* Material provided *

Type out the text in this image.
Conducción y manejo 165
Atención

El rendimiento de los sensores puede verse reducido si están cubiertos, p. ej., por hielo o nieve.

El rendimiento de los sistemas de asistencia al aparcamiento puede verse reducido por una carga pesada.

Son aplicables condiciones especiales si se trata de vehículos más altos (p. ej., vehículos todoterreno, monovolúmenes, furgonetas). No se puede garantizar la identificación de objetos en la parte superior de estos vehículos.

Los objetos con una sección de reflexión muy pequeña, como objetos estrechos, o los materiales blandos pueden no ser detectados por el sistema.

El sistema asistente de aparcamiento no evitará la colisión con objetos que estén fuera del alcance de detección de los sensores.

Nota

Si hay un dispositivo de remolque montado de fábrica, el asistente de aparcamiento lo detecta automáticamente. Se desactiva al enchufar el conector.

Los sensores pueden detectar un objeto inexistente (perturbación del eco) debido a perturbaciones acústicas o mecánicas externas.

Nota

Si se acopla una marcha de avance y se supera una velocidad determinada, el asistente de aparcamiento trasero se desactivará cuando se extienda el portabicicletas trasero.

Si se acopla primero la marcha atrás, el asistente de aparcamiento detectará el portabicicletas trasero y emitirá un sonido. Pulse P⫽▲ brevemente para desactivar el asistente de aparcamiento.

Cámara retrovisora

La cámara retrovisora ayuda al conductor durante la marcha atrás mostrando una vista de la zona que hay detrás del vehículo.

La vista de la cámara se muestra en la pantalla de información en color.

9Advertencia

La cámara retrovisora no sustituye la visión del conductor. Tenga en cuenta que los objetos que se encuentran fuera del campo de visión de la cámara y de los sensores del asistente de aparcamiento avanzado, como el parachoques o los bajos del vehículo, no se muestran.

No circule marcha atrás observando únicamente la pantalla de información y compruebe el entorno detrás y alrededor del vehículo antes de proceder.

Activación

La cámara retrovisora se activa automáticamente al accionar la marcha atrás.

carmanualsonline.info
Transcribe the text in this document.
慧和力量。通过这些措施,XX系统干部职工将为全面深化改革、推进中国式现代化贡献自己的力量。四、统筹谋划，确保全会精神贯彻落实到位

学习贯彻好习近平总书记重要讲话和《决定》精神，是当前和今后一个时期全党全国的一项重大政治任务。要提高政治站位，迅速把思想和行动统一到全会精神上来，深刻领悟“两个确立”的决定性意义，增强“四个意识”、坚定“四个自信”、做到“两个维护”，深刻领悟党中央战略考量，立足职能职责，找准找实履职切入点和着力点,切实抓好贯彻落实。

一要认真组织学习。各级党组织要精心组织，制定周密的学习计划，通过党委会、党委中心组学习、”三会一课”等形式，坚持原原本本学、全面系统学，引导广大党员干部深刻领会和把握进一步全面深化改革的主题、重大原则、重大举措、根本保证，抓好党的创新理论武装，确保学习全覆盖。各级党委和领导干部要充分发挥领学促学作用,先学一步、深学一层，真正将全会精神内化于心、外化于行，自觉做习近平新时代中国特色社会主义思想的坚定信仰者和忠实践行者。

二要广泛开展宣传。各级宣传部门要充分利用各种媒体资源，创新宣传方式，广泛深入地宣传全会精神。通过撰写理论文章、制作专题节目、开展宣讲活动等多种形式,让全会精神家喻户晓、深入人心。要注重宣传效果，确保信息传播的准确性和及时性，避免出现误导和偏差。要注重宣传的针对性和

* Task description *
Repeat the records above exactly, from the first line to the last.

* Solution for this task *
Type out the text in this image.
Conducción y manejo 165
Atención

El rendimiento de los sensores puede verse reducido si están cubiertos, p. ej., por hielo o nieve.

El rendimiento de los sistemas de asistencia al aparcamiento puede verse reducido por una carga pesada.

Son aplicables condiciones especiales si se trata de vehículos más altos (p. ej., vehículos todoterreno, monovolúmenes, furgonetas). No se puede garantizar la identificación de objetos en la parte superior de estos vehículos.

Los objetos con una sección de reflexión muy pequeña, como objetos estrechos, o los materiales blandos pueden no ser detectados por el sistema.

El sistema asistente de aparcamiento no evitará la colisión con objetos que estén fuera del alcance de detección de los sensores.

Nota

Si hay un dispositivo de remolque montado de fábrica, el asistente de aparcamiento lo detecta automáticamente. Se desactiva al enchufar el conector.

Los sensores pueden detectar un objeto inexistente (perturbación del eco) debido a perturbaciones acústicas o mecánicas externas.

Nota

Si se acopla una marcha de avance y se supera una velocidad determinada, el asistente de aparcamiento trasero se desactivará cuando se extienda el portabicicletas trasero.

Si se acopla primero la marcha atrás, el asistente de aparcamiento detectará el portabicicletas trasero y emitirá un sonido. Pulse P⫽▲ brevemente para desactivar el asistente de aparcamiento.

Cámara retrovisora

La cámara retrovisora ayuda al conductor durante la marcha atrás mostrando una vista de la zona que hay detrás del vehículo.

La vista de la cámara se muestra en la pantalla de información en color.

9Advertencia

La cámara retrovisora no sustituye la visión del conductor. Tenga en cuenta que los objetos que se encuentran fuera del campo de visión de la cámara y de los sensores del asistente de aparcamiento avanzado, como el parachoques o los bajos del vehículo, no se muestran.

No circule marcha atrás observando únicamente la pantalla de información y compruebe el entorno detrás y alrededor del vehículo antes de proceder.

Activación

La cámara retrovisora se activa automáticamente al accionar la marcha atrás.

carmanualsonline.info
Transcribe the text in this document.
慧和力量。通过这些措施,XX系统干部职工将为全面深化改革、推进中国式现代化贡献自己的力量。四、统筹谋划，确保全会精神贯彻落实到位

学习贯彻好习近平总书记重要讲话和《决定》精神，是当前和今后一个时期全党全国的一项重大政治任务。要提高政治站位，迅速把思想和行动统一到全会精神上来，深刻领悟“两个确立”的决定性意义，增强“四个意识”、坚定“四个自信”、做到“两个维护”，深刻领悟党中央战略考量，立足职能职责，找准找实履职切入点和着力点,切实抓好贯彻落实。

一要认真组织学习。各级党组织要精心组织，制定周密的学习计划，通过党委会、党委中心组学习、”三会一课”等形式，坚持原原本本学、全面系统学，引导广大党员干部深刻领会和把握进一步全面深化改革的主题、重大原则、重大举措、根本保证，抓好党的创新理论武装，确保学习全覆盖。各级党委和领导干部要充分发挥领学促学作用,先学一步、深学一层，真正将全会精神内化于心、外化于行，自觉做习近平新时代中国特色社会主义思想的坚定信仰者和忠实践行者。

二要广泛开展宣传。各级宣传部门要充分利用各种媒体资源，创新宣传方式，广泛深入地宣传全会精神。通过撰写理论文章、制作专题节目、开展宣讲活动等多种形式,让全会精神家喻户晓、深入人心。要注重宣传效果，确保信息传播的准确性和及时性，避免出现误导和偏差。要注重宣传的针对性和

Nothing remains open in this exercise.